Dataset records:
+--

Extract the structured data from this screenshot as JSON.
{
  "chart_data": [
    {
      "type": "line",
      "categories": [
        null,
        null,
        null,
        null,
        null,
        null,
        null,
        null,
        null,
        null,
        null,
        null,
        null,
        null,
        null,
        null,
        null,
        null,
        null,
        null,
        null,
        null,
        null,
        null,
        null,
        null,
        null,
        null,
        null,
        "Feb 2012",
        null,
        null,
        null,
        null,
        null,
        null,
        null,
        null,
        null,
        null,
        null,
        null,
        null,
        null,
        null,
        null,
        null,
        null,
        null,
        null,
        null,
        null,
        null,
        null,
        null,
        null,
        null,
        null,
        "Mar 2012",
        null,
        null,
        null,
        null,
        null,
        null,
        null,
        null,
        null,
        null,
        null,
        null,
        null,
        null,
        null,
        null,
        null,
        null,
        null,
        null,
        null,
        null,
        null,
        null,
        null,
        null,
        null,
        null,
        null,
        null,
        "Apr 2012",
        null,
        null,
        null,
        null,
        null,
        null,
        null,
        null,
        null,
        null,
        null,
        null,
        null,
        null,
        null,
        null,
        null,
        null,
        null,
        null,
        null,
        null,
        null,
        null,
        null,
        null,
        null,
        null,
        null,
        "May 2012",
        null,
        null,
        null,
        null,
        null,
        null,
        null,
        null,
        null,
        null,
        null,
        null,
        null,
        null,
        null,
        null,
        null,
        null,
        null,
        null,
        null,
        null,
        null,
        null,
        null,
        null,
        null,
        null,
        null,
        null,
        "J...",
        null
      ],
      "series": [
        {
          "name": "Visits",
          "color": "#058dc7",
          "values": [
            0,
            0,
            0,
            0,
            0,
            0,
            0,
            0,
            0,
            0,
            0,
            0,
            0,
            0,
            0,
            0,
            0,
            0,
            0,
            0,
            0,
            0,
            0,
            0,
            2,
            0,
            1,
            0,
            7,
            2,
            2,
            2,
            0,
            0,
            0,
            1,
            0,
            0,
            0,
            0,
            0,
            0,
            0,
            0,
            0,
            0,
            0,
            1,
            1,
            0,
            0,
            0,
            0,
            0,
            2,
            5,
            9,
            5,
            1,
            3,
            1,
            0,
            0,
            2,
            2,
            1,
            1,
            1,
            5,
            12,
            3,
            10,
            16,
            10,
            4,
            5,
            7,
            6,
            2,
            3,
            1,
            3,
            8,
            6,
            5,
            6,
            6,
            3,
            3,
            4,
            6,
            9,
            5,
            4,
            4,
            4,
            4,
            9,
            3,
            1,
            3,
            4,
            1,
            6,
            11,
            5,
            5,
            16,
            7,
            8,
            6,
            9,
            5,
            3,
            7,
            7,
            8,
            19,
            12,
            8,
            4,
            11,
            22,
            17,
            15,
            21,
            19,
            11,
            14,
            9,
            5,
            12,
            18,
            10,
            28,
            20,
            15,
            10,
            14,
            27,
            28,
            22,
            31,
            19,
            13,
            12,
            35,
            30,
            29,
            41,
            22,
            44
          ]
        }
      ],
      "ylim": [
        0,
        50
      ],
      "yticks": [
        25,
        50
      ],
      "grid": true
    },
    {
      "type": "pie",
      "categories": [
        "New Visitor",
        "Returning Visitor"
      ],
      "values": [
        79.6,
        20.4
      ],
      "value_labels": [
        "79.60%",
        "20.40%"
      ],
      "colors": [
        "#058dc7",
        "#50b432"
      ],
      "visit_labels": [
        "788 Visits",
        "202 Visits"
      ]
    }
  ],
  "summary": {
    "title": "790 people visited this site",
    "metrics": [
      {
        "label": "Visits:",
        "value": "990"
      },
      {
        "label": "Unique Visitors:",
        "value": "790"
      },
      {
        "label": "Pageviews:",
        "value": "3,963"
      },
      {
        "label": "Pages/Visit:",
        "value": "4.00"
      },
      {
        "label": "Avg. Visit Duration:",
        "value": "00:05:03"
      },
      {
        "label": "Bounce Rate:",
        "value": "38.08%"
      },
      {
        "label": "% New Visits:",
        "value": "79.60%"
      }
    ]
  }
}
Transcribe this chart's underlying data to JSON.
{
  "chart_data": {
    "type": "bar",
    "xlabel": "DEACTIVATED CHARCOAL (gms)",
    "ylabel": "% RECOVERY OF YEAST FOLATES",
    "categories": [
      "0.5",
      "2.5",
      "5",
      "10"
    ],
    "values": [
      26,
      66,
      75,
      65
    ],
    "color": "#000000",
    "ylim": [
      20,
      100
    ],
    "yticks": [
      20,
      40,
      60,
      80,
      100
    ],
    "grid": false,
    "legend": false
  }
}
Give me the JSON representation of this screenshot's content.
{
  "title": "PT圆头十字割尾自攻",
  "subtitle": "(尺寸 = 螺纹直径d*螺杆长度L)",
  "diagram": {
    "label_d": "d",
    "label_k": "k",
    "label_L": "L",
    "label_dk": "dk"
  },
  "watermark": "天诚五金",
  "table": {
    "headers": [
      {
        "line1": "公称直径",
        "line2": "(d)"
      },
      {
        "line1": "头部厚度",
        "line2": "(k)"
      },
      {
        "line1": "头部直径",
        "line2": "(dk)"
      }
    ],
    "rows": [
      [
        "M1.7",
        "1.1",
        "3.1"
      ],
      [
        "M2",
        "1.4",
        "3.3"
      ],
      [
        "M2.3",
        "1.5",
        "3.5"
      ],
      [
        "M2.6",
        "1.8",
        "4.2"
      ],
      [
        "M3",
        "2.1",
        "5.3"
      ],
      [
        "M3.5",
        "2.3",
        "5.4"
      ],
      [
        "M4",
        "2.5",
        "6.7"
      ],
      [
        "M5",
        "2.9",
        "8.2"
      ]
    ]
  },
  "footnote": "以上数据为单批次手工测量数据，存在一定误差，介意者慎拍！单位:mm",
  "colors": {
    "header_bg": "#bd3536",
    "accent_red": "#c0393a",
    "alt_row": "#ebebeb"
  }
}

+--

* SET EXERCISE
Extract the complete listing verbatim.

* COMPLETE ANSWER
Extract the structured data from this screenshot as JSON.
{
  "chart_data": [
    {
      "type": "line",
      "categories": [
        null,
        null,
        null,
        null,
        null,
        null,
        null,
        null,
        null,
        null,
        null,
        null,
        null,
        null,
        null,
        null,
        null,
        null,
        null,
        null,
        null,
        null,
        null,
        null,
        null,
        null,
        null,
        null,
        null,
        "Feb 2012",
        null,
        null,
        null,
        null,
        null,
        null,
        null,
        null,
        null,
        null,
        null,
        null,
        null,
        null,
        null,
        null,
        null,
        null,
        null,
        null,
        null,
        null,
        null,
        null,
        null,
        null,
        null,
        null,
        "Mar 2012",
        null,
        null,
        null,
        null,
        null,
        null,
        null,
        null,
        null,
        null,
        null,
        null,
        null,
        null,
        null,
        null,
        null,
        null,
        null,
        null,
        null,
        null,
        null,
        null,
        null,
        null,
        null,
        null,
        null,
        null,
        "Apr 2012",
        null,
        null,
        null,
        null,
        null,
        null,
        null,
        null,
        null,
        null,
        null,
        null,
        null,
        null,
        null,
        null,
        null,
        null,
        null,
        null,
        null,
        null,
        null,
        null,
        null,
        null,
        null,
        null,
        null,
        "May 2012",
        null,
        null,
        null,
        null,
        null,
        null,
        null,
        null,
        null,
        null,
        null,
        null,
        null,
        null,
        null,
        null,
        null,
        null,
        null,
        null,
        null,
        null,
        null,
        null,
        null,
        null,
        null,
        null,
        null,
        null,
        "J...",
        null
      ],
      "series": [
        {
          "name": "Visits",
          "color": "#058dc7",
          "values": [
            0,
            0,
            0,
            0,
            0,
            0,
            0,
            0,
            0,
            0,
            0,
            0,
            0,
            0,
            0,
            0,
            0,
            0,
            0,
            0,
            0,
            0,
            0,
            0,
            2,
            0,
            1,
            0,
            7,
            2,
            2,
            2,
            0,
            0,
            0,
            1,
            0,
            0,
            0,
            0,
            0,
            0,
            0,
            0,
            0,
            0,
            0,
            1,
            1,
            0,
            0,
            0,
            0,
            0,
            2,
            5,
            9,
            5,
            1,
            3,
            1,
            0,
            0,
            2,
            2,
            1,
            1,
            1,
            5,
            12,
            3,
            10,
            16,
            10,
            4,
            5,
            7,
            6,
            2,
            3,
            1,
            3,
            8,
            6,
            5,
            6,
            6,
            3,
            3,
            4,
            6,
            9,
            5,
            4,
            4,
            4,
            4,
            9,
            3,
            1,
            3,
            4,
            1,
            6,
            11,
            5,
            5,
            16,
            7,
            8,
            6,
            9,
            5,
            3,
            7,
            7,
            8,
            19,
            12,
            8,
            4,
            11,
            22,
            17,
            15,
            21,
            19,
            11,
            14,
            9,
            5,
            12,
            18,
            10,
            28,
            20,
            15,
            10,
            14,
            27,
            28,
            22,
            31,
            19,
            13,
            12,
            35,
            30,
            29,
            41,
            22,
            44
          ]
        }
      ],
      "ylim": [
        0,
        50
      ],
      "yticks": [
        25,
        50
      ],
      "grid": true
    },
    {
      "type": "pie",
      "categories": [
        "New Visitor",
        "Returning Visitor"
      ],
      "values": [
        79.6,
        20.4
      ],
      "value_labels": [
        "79.60%",
        "20.40%"
      ],
      "colors": [
        "#058dc7",
        "#50b432"
      ],
      "visit_labels": [
        "788 Visits",
        "202 Visits"
      ]
    }
  ],
  "summary": {
    "title": "790 people visited this site",
    "metrics": [
      {
        "label": "Visits:",
        "value": "990"
      },
      {
        "label": "Unique Visitors:",
        "value": "790"
      },
      {
        "label": "Pageviews:",
        "value": "3,963"
      },
      {
        "label": "Pages/Visit:",
        "value": "4.00"
      },
      {
        "label": "Avg. Visit Duration:",
        "value": "00:05:03"
      },
      {
        "label": "Bounce Rate:",
        "value": "38.08%"
      },
      {
        "label": "% New Visits:",
        "value": "79.60%"
      }
    ]
  }
}
Transcribe this chart's underlying data to JSON.
{
  "chart_data": {
    "type": "bar",
    "xlabel": "DEACTIVATED CHARCOAL (gms)",
    "ylabel": "% RECOVERY OF YEAST FOLATES",
    "categories": [
      "0.5",
      "2.5",
      "5",
      "10"
    ],
    "values": [
      26,
      66,
      75,
      65
    ],
    "color": "#000000",
    "ylim": [
      20,
      100
    ],
    "yticks": [
      20,
      40,
      60,
      80,
      100
    ],
    "grid": false,
    "legend": false
  }
}
Give me the JSON representation of this screenshot's content.
{
  "title": "PT圆头十字割尾自攻",
  "subtitle": "(尺寸 = 螺纹直径d*螺杆长度L)",
  "diagram": {
    "label_d": "d",
    "label_k": "k",
    "label_L": "L",
    "label_dk": "dk"
  },
  "watermark": "天诚五金",
  "table": {
    "headers": [
      {
        "line1": "公称直径",
        "line2": "(d)"
      },
      {
        "line1": "头部厚度",
        "line2": "(k)"
      },
      {
        "line1": "头部直径",
        "line2": "(dk)"
      }
    ],
    "rows": [
      [
        "M1.7",
        "1.1",
        "3.1"
      ],
      [
        "M2",
        "1.4",
        "3.3"
      ],
      [
        "M2.3",
        "1.5",
        "3.5"
      ],
      [
        "M2.6",
        "1.8",
        "4.2"
      ],
      [
        "M3",
        "2.1",
        "5.3"
      ],
      [
        "M3.5",
        "2.3",
        "5.4"
      ],
      [
        "M4",
        "2.5",
        "6.7"
      ],
      [
        "M5",
        "2.9",
        "8.2"
      ]
    ]
  },
  "footnote": "以上数据为单批次手工测量数据，存在一定误差，介意者慎拍！单位:mm",
  "colors": {
    "header_bg": "#bd3536",
    "accent_red": "#c0393a",
    "alt_row": "#ebebeb"
  }
}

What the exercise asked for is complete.